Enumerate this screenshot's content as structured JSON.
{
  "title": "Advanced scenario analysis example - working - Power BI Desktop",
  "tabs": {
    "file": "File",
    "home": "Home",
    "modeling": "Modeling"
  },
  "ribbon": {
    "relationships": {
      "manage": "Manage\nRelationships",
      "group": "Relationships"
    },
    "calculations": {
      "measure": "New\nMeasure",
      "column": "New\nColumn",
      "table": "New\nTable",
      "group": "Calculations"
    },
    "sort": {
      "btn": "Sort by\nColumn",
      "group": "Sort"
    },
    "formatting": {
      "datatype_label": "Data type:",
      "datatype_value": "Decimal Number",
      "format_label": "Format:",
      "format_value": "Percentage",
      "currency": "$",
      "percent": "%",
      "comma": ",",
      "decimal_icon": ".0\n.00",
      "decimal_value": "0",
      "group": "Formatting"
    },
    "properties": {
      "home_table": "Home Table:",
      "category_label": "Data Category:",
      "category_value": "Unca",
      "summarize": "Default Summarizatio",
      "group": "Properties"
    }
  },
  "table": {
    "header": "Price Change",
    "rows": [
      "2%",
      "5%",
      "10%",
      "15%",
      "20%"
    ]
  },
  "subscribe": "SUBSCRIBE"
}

+-------+

__Task prompt__:
Repeat the records above exactly, leaving none out.

__Solution for this task__:
Enumerate this screenshot's content as structured JSON.
{
  "title": "Advanced scenario analysis example - working - Power BI Desktop",
  "tabs": {
    "file": "File",
    "home": "Home",
    "modeling": "Modeling"
  },
  "ribbon": {
    "relationships": {
      "manage": "Manage\nRelationships",
      "group": "Relationships"
    },
    "calculations": {
      "measure": "New\nMeasure",
      "column": "New\nColumn",
      "table": "New\nTable",
      "group": "Calculations"
    },
    "sort": {
      "btn": "Sort by\nColumn",
      "group": "Sort"
    },
    "formatting": {
      "datatype_label": "Data type:",
      "datatype_value": "Decimal Number",
      "format_label": "Format:",
      "format_value": "Percentage",
      "currency": "$",
      "percent": "%",
      "comma": ",",
      "decimal_icon": ".0\n.00",
      "decimal_value": "0",
      "group": "Formatting"
    },
    "properties": {
      "home_table": "Home Table:",
      "category_label": "Data Category:",
      "category_value": "Unca",
      "summarize": "Default Summarizatio",
      "group": "Properties"
    }
  },
  "table": {
    "header": "Price Change",
    "rows": [
      "2%",
      "5%",
      "10%",
      "15%",
      "20%"
    ]
  },
  "subscribe": "SUBSCRIBE"
}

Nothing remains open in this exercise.